>> start
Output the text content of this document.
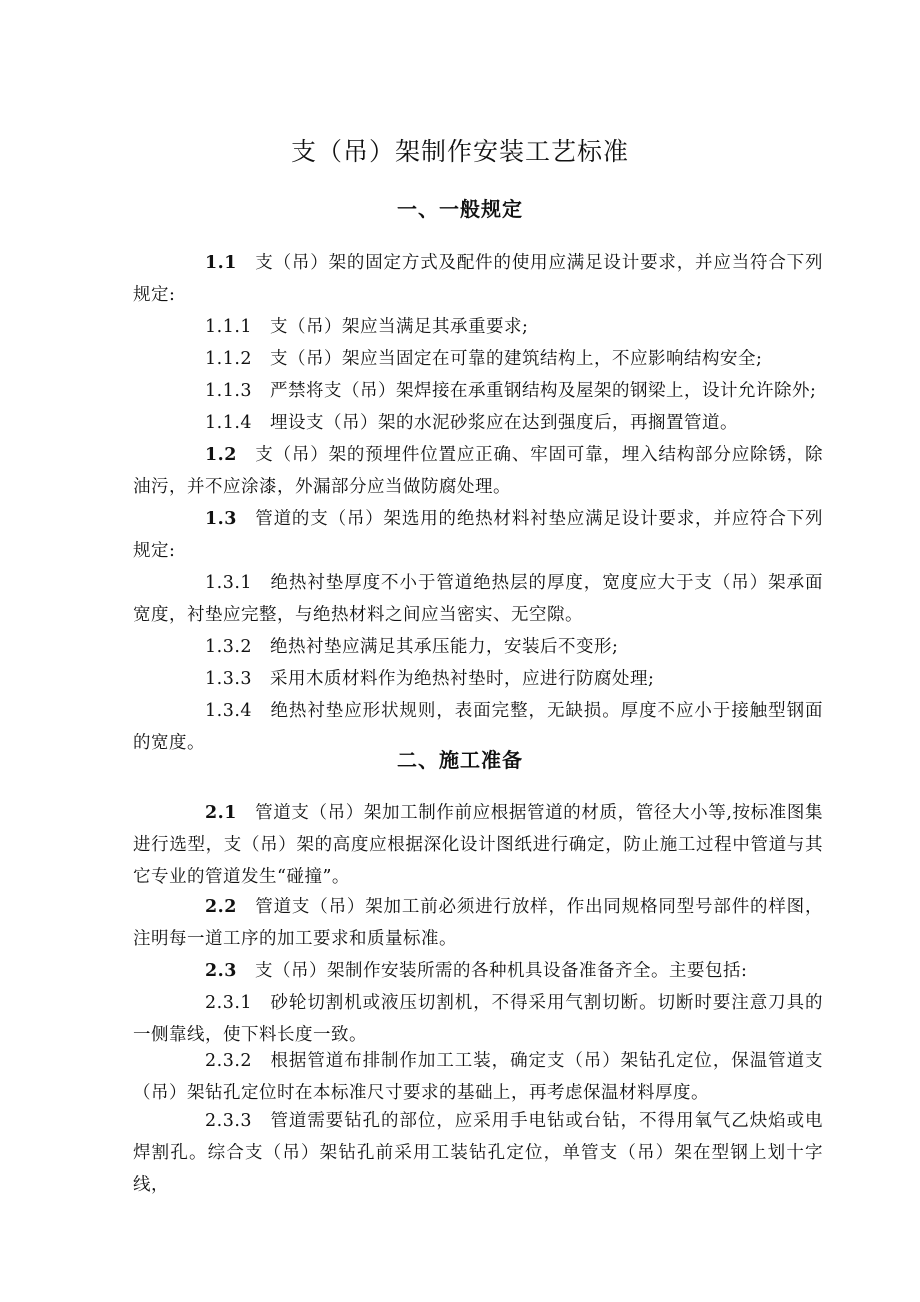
支（吊）架制作安装工艺标准
一、一般规定
1.1 支（吊）架的固定方式及配件的使用应满足设计要求，并应当符合下列规定:
1.1.1 支（吊）架应当满足其承重要求;
1.1.2 支（吊）架应当固定在可靠的建筑结构上，不应影响结构安全;
1.1.3 严禁将支（吊）架焊接在承重钢结构及屋架的钢梁上，设计允许除外;
1.1.4 埋设支（吊）架的水泥砂浆应在达到强度后，再搁置管道。
1.2 支（吊）架的预埋件位置应正确、牢固可靠，埋入结构部分应除锈，除油污，并不应涂漆，外漏部分应当做防腐处理。
1.3 管道的支（吊）架选用的绝热材料衬垫应满足设计要求，并应符合下列规定:
1.3.1 绝热衬垫厚度不小于管道绝热层的厚度，宽度应大于支（吊）架承面宽度，衬垫应完整，与绝热材料之间应当密实、无空隙。
1.3.2 绝热衬垫应满足其承压能力，安装后不变形;
1.3.3 采用木质材料作为绝热衬垫时，应进行防腐处理;
1.3.4 绝热衬垫应形状规则，表面完整，无缺损。厚度不应小于接触型钢面的宽度。
二、施工准备
2.1 管道支（吊）架加工制作前应根据管道的材质，管径大小等,按标准图集进行选型，支（吊）架的高度应根据深化设计图纸进行确定，防止施工过程中管道与其它专业的管道发生“碰撞”。
2.2 管道支（吊）架加工前必须进行放样，作出同规格同型号部件的样图，注明每一道工序的加工要求和质量标准。
2.3 支（吊）架制作安装所需的各种机具设备准备齐全。主要包括:
2.3.1 砂轮切割机或液压切割机，不得采用气割切断。切断时要注意刀具的一侧靠线，使下料长度一致。
2.3.2 根据管道布排制作加工工装，确定支（吊）架钻孔定位，保温管道支（吊）架钻孔定位时在本标准尺寸要求的基础上，再考虑保温材料厚度。
2.3.3 管道需要钻孔的部位，应采用手电钻或台钻，不得用氧气乙炔焰或电焊割孔。综合支（吊）架钻孔前采用工装钻孔定位，单管支（吊）架在型钢上划十字线，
>> end
# GIVEN REQUEST:
Copy all the data exactly as written, but skip any picture.

# COMPLETED TASK:
Output the text content of this document.
支（吊）架制作安装工艺标准
一、一般规定
1.1 支（吊）架的固定方式及配件的使用应满足设计要求，并应当符合下列规定:
1.1.1 支（吊）架应当满足其承重要求;
1.1.2 支（吊）架应当固定在可靠的建筑结构上，不应影响结构安全;
1.1.3 严禁将支（吊）架焊接在承重钢结构及屋架的钢梁上，设计允许除外;
1.1.4 埋设支（吊）架的水泥砂浆应在达到强度后，再搁置管道。
1.2 支（吊）架的预埋件位置应正确、牢固可靠，埋入结构部分应除锈，除油污，并不应涂漆，外漏部分应当做防腐处理。
1.3 管道的支（吊）架选用的绝热材料衬垫应满足设计要求，并应符合下列规定:
1.3.1 绝热衬垫厚度不小于管道绝热层的厚度，宽度应大于支（吊）架承面宽度，衬垫应完整，与绝热材料之间应当密实、无空隙。
1.3.2 绝热衬垫应满足其承压能力，安装后不变形;
1.3.3 采用木质材料作为绝热衬垫时，应进行防腐处理;
1.3.4 绝热衬垫应形状规则，表面完整，无缺损。厚度不应小于接触型钢面的宽度。
二、施工准备
2.1 管道支（吊）架加工制作前应根据管道的材质，管径大小等,按标准图集进行选型，支（吊）架的高度应根据深化设计图纸进行确定，防止施工过程中管道与其它专业的管道发生“碰撞”。
2.2 管道支（吊）架加工前必须进行放样，作出同规格同型号部件的样图，注明每一道工序的加工要求和质量标准。
2.3 支（吊）架制作安装所需的各种机具设备准备齐全。主要包括:
2.3.1 砂轮切割机或液压切割机，不得采用气割切断。切断时要注意刀具的一侧靠线，使下料长度一致。
2.3.2 根据管道布排制作加工工装，确定支（吊）架钻孔定位，保温管道支（吊）架钻孔定位时在本标准尺寸要求的基础上，再考虑保温材料厚度。
2.3.3 管道需要钻孔的部位，应采用手电钻或台钻，不得用氧气乙炔焰或电焊割孔。综合支（吊）架钻孔前采用工装钻孔定位，单管支（吊）架在型钢上划十字线，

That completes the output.